▶ **ENTRIES PROVIDED**
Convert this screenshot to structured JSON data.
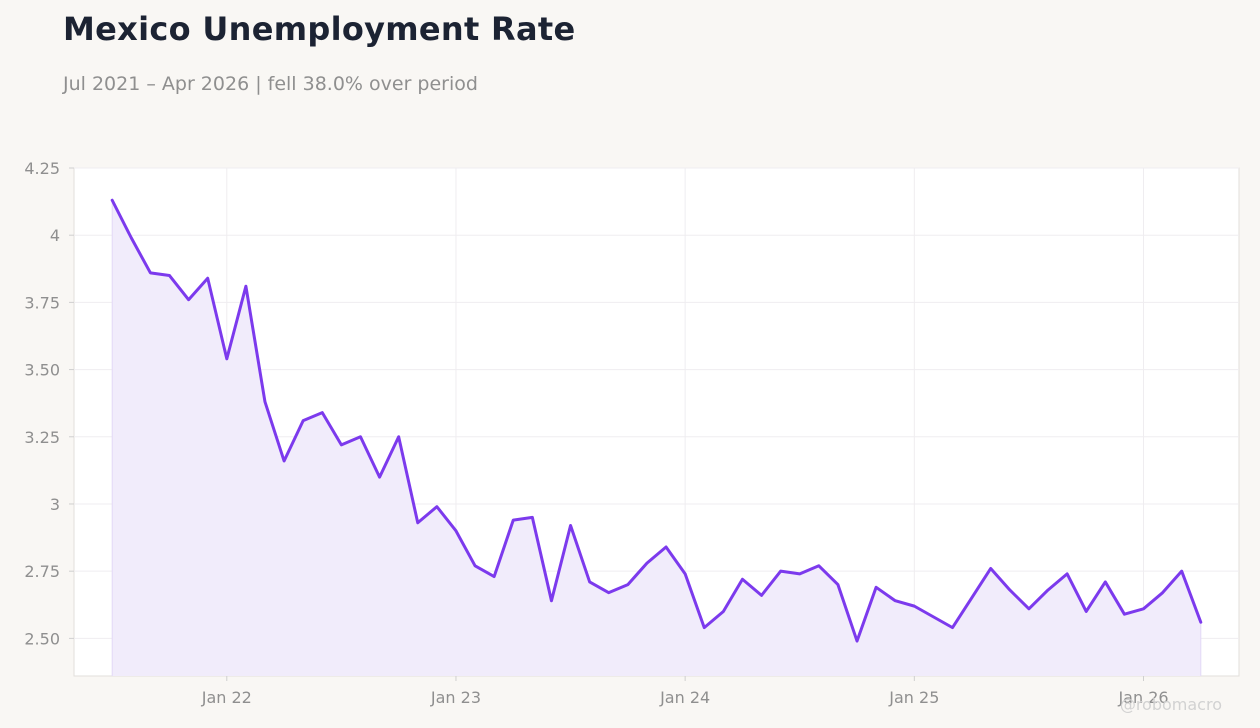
{
  "title": "Mexico Unemployment Rate",
  "subtitle": "Jul 2021 – Apr 2026 | fell 38.0% over period",
  "watermark": "@robomacro",
  "colors": {
    "line": "#7c3aed",
    "area": "#f1ecfb",
    "plot_bg": "#ffffff",
    "page_bg": "#f9f7f4"
  },
  "chart_data": {
    "type": "area",
    "xlabel": "",
    "ylabel": "",
    "ylim": [
      2.36,
      4.25
    ],
    "xlim": [
      "2021-05",
      "2026-06"
    ],
    "grid": true,
    "yticks": [
      {
        "value": 2.5,
        "label": "2.50"
      },
      {
        "value": 2.75,
        "label": "2.75"
      },
      {
        "value": 3.0,
        "label": "3"
      },
      {
        "value": 3.25,
        "label": "3.25"
      },
      {
        "value": 3.5,
        "label": "3.50"
      },
      {
        "value": 3.75,
        "label": "3.75"
      },
      {
        "value": 4.0,
        "label": "4"
      },
      {
        "value": 4.25,
        "label": "4.25"
      }
    ],
    "xticks": [
      {
        "value": "2022-01",
        "label": "Jan 22"
      },
      {
        "value": "2023-01",
        "label": "Jan 23"
      },
      {
        "value": "2024-01",
        "label": "Jan 24"
      },
      {
        "value": "2025-01",
        "label": "Jan 25"
      },
      {
        "value": "2026-01",
        "label": "Jan 26"
      }
    ],
    "series": [
      {
        "x": [
          "2021-07",
          "2021-08",
          "2021-09",
          "2021-10",
          "2021-11",
          "2021-12",
          "2022-01",
          "2022-02",
          "2022-03",
          "2022-04",
          "2022-05",
          "2022-06",
          "2022-07",
          "2022-08",
          "2022-09",
          "2022-10",
          "2022-11",
          "2022-12",
          "2023-01",
          "2023-02",
          "2023-03",
          "2023-04",
          "2023-05",
          "2023-06",
          "2023-07",
          "2023-08",
          "2023-09",
          "2023-10",
          "2023-11",
          "2023-12",
          "2024-01",
          "2024-02",
          "2024-03",
          "2024-04",
          "2024-05",
          "2024-06",
          "2024-07",
          "2024-08",
          "2024-09",
          "2024-10",
          "2024-11",
          "2024-12",
          "2025-01",
          "2025-02",
          "2025-03",
          "2025-04",
          "2025-05",
          "2025-06",
          "2025-07",
          "2025-08",
          "2025-09",
          "2025-10",
          "2025-11",
          "2025-12",
          "2026-01",
          "2026-02",
          "2026-03",
          "2026-04"
        ],
        "values": [
          4.13,
          3.99,
          3.86,
          3.85,
          3.76,
          3.84,
          3.54,
          3.81,
          3.38,
          3.16,
          3.31,
          3.34,
          3.22,
          3.25,
          3.1,
          3.25,
          2.93,
          2.99,
          2.9,
          2.77,
          2.73,
          2.94,
          2.95,
          2.64,
          2.92,
          2.71,
          2.67,
          2.7,
          2.78,
          2.84,
          2.74,
          2.54,
          2.6,
          2.72,
          2.66,
          2.75,
          2.74,
          2.77,
          2.7,
          2.49,
          2.69,
          2.64,
          2.62,
          2.58,
          2.54,
          2.65,
          2.76,
          2.68,
          2.61,
          2.68,
          2.74,
          2.6,
          2.71,
          2.59,
          2.61,
          2.67,
          2.75,
          2.56
        ]
      }
    ]
  }
}
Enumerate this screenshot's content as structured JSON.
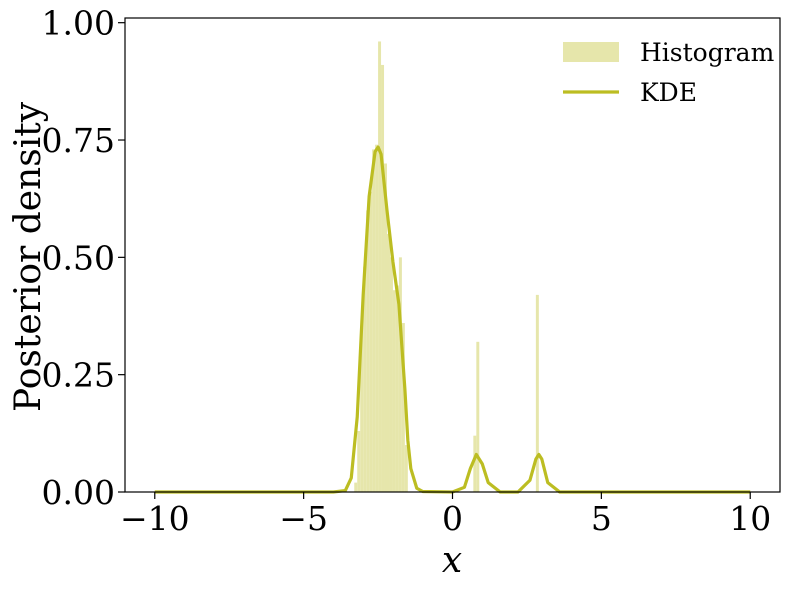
{
  "chart_data": {
    "type": "bar",
    "xlabel": "x",
    "ylabel": "Posterior density",
    "xlim": [
      -11,
      11
    ],
    "ylim": [
      0,
      1.01
    ],
    "xticks": [
      -10,
      -5,
      0,
      5,
      10
    ],
    "xtick_labels": [
      "−10",
      "−5",
      "0",
      "5",
      "10"
    ],
    "yticks": [
      0,
      0.25,
      0.5,
      0.75,
      1.0
    ],
    "ytick_labels": [
      "0.00",
      "0.25",
      "0.50",
      "0.75",
      "1.00"
    ],
    "grid": false,
    "legend_position": "top-right",
    "colors": {
      "histogram": "#e6e6ab",
      "kde": "#bcbd22"
    },
    "series": [
      {
        "name": "Histogram",
        "kind": "histogram",
        "bin_width": 0.1,
        "bins": [
          {
            "x": -3.3,
            "y": 0.02
          },
          {
            "x": -3.2,
            "y": 0.13
          },
          {
            "x": -3.1,
            "y": 0.35
          },
          {
            "x": -3.0,
            "y": 0.48
          },
          {
            "x": -2.9,
            "y": 0.6
          },
          {
            "x": -2.8,
            "y": 0.64
          },
          {
            "x": -2.7,
            "y": 0.73
          },
          {
            "x": -2.6,
            "y": 0.74
          },
          {
            "x": -2.5,
            "y": 0.96
          },
          {
            "x": -2.4,
            "y": 0.91
          },
          {
            "x": -2.3,
            "y": 0.7
          },
          {
            "x": -2.2,
            "y": 0.55
          },
          {
            "x": -2.1,
            "y": 0.5
          },
          {
            "x": -2.0,
            "y": 0.43
          },
          {
            "x": -1.9,
            "y": 0.44
          },
          {
            "x": -1.8,
            "y": 0.5
          },
          {
            "x": -1.7,
            "y": 0.36
          },
          {
            "x": -1.6,
            "y": 0.1
          },
          {
            "x": 0.7,
            "y": 0.12
          },
          {
            "x": 0.8,
            "y": 0.32
          },
          {
            "x": 2.8,
            "y": 0.42
          }
        ]
      },
      {
        "name": "KDE",
        "kind": "line",
        "x": [
          -10,
          -4,
          -3.6,
          -3.4,
          -3.2,
          -3.0,
          -2.8,
          -2.6,
          -2.5,
          -2.4,
          -2.2,
          -2.0,
          -1.8,
          -1.6,
          -1.5,
          -1.4,
          -1.2,
          -1.0,
          0.0,
          0.4,
          0.6,
          0.8,
          1.0,
          1.2,
          1.6,
          2.2,
          2.6,
          2.8,
          2.9,
          3.0,
          3.2,
          3.6,
          4.5,
          10
        ],
        "y": [
          0,
          0.0,
          0.003,
          0.03,
          0.16,
          0.42,
          0.63,
          0.725,
          0.735,
          0.72,
          0.6,
          0.49,
          0.4,
          0.22,
          0.11,
          0.05,
          0.008,
          0.001,
          0.0,
          0.01,
          0.05,
          0.08,
          0.06,
          0.02,
          0.0,
          0.0,
          0.025,
          0.07,
          0.08,
          0.07,
          0.02,
          0.0,
          0.0,
          0
        ]
      }
    ]
  }
}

▶ **EXERCISE OBJECTIVE**
Write out the listing word for word, omitting the pictures it holds.

▶ **EXERCISE SOLUTION**
Convert this screenshot to structured JSON data.
{
  "title": "Mexico Unemployment Rate",
  "subtitle": "Jul 2021 – Apr 2026 | fell 38.0% over period",
  "watermark": "@robomacro",
  "colors": {
    "line": "#7c3aed",
    "area": "#f1ecfb",
    "plot_bg": "#ffffff",
    "page_bg": "#f9f7f4"
  },
  "chart_data": {
    "type": "area",
    "xlabel": "",
    "ylabel": "",
    "ylim": [
      2.36,
      4.25
    ],
    "xlim": [
      "2021-05",
      "2026-06"
    ],
    "grid": true,
    "yticks": [
      {
        "value": 2.5,
        "label": "2.50"
      },
      {
        "value": 2.75,
        "label": "2.75"
      },
      {
        "value": 3.0,
        "label": "3"
      },
      {
        "value": 3.25,
        "label": "3.25"
      },
      {
        "value": 3.5,
        "label": "3.50"
      },
      {
        "value": 3.75,
        "label": "3.75"
      },
      {
        "value": 4.0,
        "label": "4"
      },
      {
        "value": 4.25,
        "label": "4.25"
      }
    ],
    "xticks": [
      {
        "value": "2022-01",
        "label": "Jan 22"
      },
      {
        "value": "2023-01",
        "label": "Jan 23"
      },
      {
        "value": "2024-01",
        "label": "Jan 24"
      },
      {
        "value": "2025-01",
        "label": "Jan 25"
      },
      {
        "value": "2026-01",
        "label": "Jan 26"
      }
    ],
    "series": [
      {
        "x": [
          "2021-07",
          "2021-08",
          "2021-09",
          "2021-10",
          "2021-11",
          "2021-12",
          "2022-01",
          "2022-02",
          "2022-03",
          "2022-04",
          "2022-05",
          "2022-06",
          "2022-07",
          "2022-08",
          "2022-09",
          "2022-10",
          "2022-11",
          "2022-12",
          "2023-01",
          "2023-02",
          "2023-03",
          "2023-04",
          "2023-05",
          "2023-06",
          "2023-07",
          "2023-08",
          "2023-09",
          "2023-10",
          "2023-11",
          "2023-12",
          "2024-01",
          "2024-02",
          "2024-03",
          "2024-04",
          "2024-05",
          "2024-06",
          "2024-07",
          "2024-08",
          "2024-09",
          "2024-10",
          "2024-11",
          "2024-12",
          "2025-01",
          "2025-02",
          "2025-03",
          "2025-04",
          "2025-05",
          "2025-06",
          "2025-07",
          "2025-08",
          "2025-09",
          "2025-10",
          "2025-11",
          "2025-12",
          "2026-01",
          "2026-02",
          "2026-03",
          "2026-04"
        ],
        "values": [
          4.13,
          3.99,
          3.86,
          3.85,
          3.76,
          3.84,
          3.54,
          3.81,
          3.38,
          3.16,
          3.31,
          3.34,
          3.22,
          3.25,
          3.1,
          3.25,
          2.93,
          2.99,
          2.9,
          2.77,
          2.73,
          2.94,
          2.95,
          2.64,
          2.92,
          2.71,
          2.67,
          2.7,
          2.78,
          2.84,
          2.74,
          2.54,
          2.6,
          2.72,
          2.66,
          2.75,
          2.74,
          2.77,
          2.7,
          2.49,
          2.69,
          2.64,
          2.62,
          2.58,
          2.54,
          2.65,
          2.76,
          2.68,
          2.61,
          2.68,
          2.74,
          2.6,
          2.71,
          2.59,
          2.61,
          2.67,
          2.75,
          2.56
        ]
      }
    ]
  }
}
Enumerate this screenshot's content as structured JSON.
{
  "chart_data": {
    "type": "bar",
    "xlabel": "x",
    "ylabel": "Posterior density",
    "xlim": [
      -11,
      11
    ],
    "ylim": [
      0,
      1.01
    ],
    "xticks": [
      -10,
      -5,
      0,
      5,
      10
    ],
    "xtick_labels": [
      "−10",
      "−5",
      "0",
      "5",
      "10"
    ],
    "yticks": [
      0,
      0.25,
      0.5,
      0.75,
      1.0
    ],
    "ytick_labels": [
      "0.00",
      "0.25",
      "0.50",
      "0.75",
      "1.00"
    ],
    "grid": false,
    "legend_position": "top-right",
    "colors": {
      "histogram": "#e6e6ab",
      "kde": "#bcbd22"
    },
    "series": [
      {
        "name": "Histogram",
        "kind": "histogram",
        "bin_width": 0.1,
        "bins": [
          {
            "x": -3.3,
            "y": 0.02
          },
          {
            "x": -3.2,
            "y": 0.13
          },
          {
            "x": -3.1,
            "y": 0.35
          },
          {
            "x": -3.0,
            "y": 0.48
          },
          {
            "x": -2.9,
            "y": 0.6
          },
          {
            "x": -2.8,
            "y": 0.64
          },
          {
            "x": -2.7,
            "y": 0.73
          },
          {
            "x": -2.6,
            "y": 0.74
          },
          {
            "x": -2.5,
            "y": 0.96
          },
          {
            "x": -2.4,
            "y": 0.91
          },
          {
            "x": -2.3,
            "y": 0.7
          },
          {
            "x": -2.2,
            "y": 0.55
          },
          {
            "x": -2.1,
            "y": 0.5
          },
          {
            "x": -2.0,
            "y": 0.43
          },
          {
            "x": -1.9,
            "y": 0.44
          },
          {
            "x": -1.8,
            "y": 0.5
          },
          {
            "x": -1.7,
            "y": 0.36
          },
          {
            "x": -1.6,
            "y": 0.1
          },
          {
            "x": 0.7,
            "y": 0.12
          },
          {
            "x": 0.8,
            "y": 0.32
          },
          {
            "x": 2.8,
            "y": 0.42
          }
        ]
      },
      {
        "name": "KDE",
        "kind": "line",
        "x": [
          -10,
          -4,
          -3.6,
          -3.4,
          -3.2,
          -3.0,
          -2.8,
          -2.6,
          -2.5,
          -2.4,
          -2.2,
          -2.0,
          -1.8,
          -1.6,
          -1.5,
          -1.4,
          -1.2,
          -1.0,
          0.0,
          0.4,
          0.6,
          0.8,
          1.0,
          1.2,
          1.6,
          2.2,
          2.6,
          2.8,
          2.9,
          3.0,
          3.2,
          3.6,
          4.5,
          10
        ],
        "y": [
          0,
          0.0,
          0.003,
          0.03,
          0.16,
          0.42,
          0.63,
          0.725,
          0.735,
          0.72,
          0.6,
          0.49,
          0.4,
          0.22,
          0.11,
          0.05,
          0.008,
          0.001,
          0.0,
          0.01,
          0.05,
          0.08,
          0.06,
          0.02,
          0.0,
          0.0,
          0.025,
          0.07,
          0.08,
          0.07,
          0.02,
          0.0,
          0.0,
          0
        ]
      }
    ]
  }
}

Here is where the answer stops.